• _AVAILABLE RECORDS_:
* begin *
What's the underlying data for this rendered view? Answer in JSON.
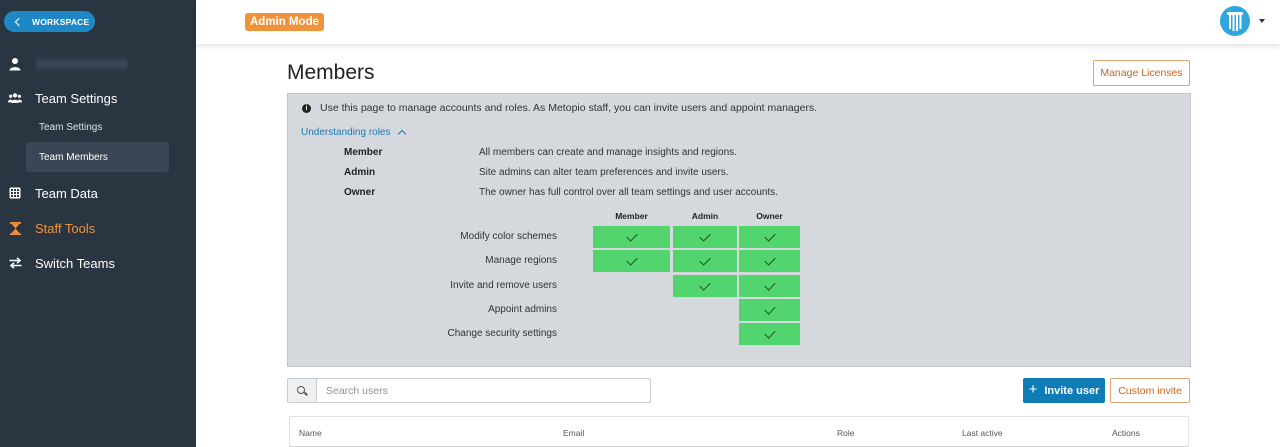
{
  "sidebar": {
    "workspace_label": "WORKSPACE",
    "nav": {
      "team_settings": "Team Settings",
      "team_data": "Team Data",
      "staff_tools": "Staff Tools",
      "switch_teams": "Switch Teams"
    },
    "sub": {
      "team_settings": "Team Settings",
      "team_members": "Team Members"
    }
  },
  "topbar": {
    "admin_mode": "Admin Mode"
  },
  "page": {
    "title": "Members",
    "manage_licenses": "Manage Licenses"
  },
  "info": {
    "text": "Use this page to manage accounts and roles. As Metopio staff, you can invite users and appoint managers.",
    "understanding_roles": "Understanding roles",
    "roles": [
      {
        "name": "Member",
        "desc": "All members can create and manage insights and regions."
      },
      {
        "name": "Admin",
        "desc": "Site admins can alter team preferences and invite users."
      },
      {
        "name": "Owner",
        "desc": "The owner has full control over all team settings and user accounts."
      }
    ],
    "permissions": {
      "columns": [
        "Member",
        "Admin",
        "Owner"
      ],
      "rows": [
        {
          "label": "Modify color schemes",
          "allowed": [
            true,
            true,
            true
          ]
        },
        {
          "label": "Manage regions",
          "allowed": [
            true,
            true,
            true
          ]
        },
        {
          "label": "Invite and remove users",
          "allowed": [
            false,
            true,
            true
          ]
        },
        {
          "label": "Appoint admins",
          "allowed": [
            false,
            false,
            true
          ]
        },
        {
          "label": "Change security settings",
          "allowed": [
            false,
            false,
            true
          ]
        }
      ]
    }
  },
  "search": {
    "placeholder": "Search users",
    "value": ""
  },
  "actions": {
    "invite_user": "Invite user",
    "custom_invite": "Custom invite"
  },
  "table": {
    "headers": [
      "Name",
      "Email",
      "Role",
      "Last active",
      "Actions"
    ]
  },
  "colors": {
    "sidebar_bg": "#2a3542",
    "accent_orange": "#f0923a",
    "primary_blue": "#0f7cb6",
    "permission_green": "#52d56e"
  },
  "icons": {
    "workspace_back": "chevron-left-icon",
    "user": "user-icon",
    "team_settings": "users-icon",
    "team_data": "table-icon",
    "staff_tools": "hourglass-icon",
    "switch_teams": "swap-arrows-icon",
    "info": "info-icon",
    "search": "search-icon",
    "invite": "plus-icon",
    "check": "check-icon"
  }
}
* end *
• _REQUIRED WORK_: Respond with nothing but the number of lines in the entries that contain the string "desc".

• _RESULT OF THIS EXERCISE_: 3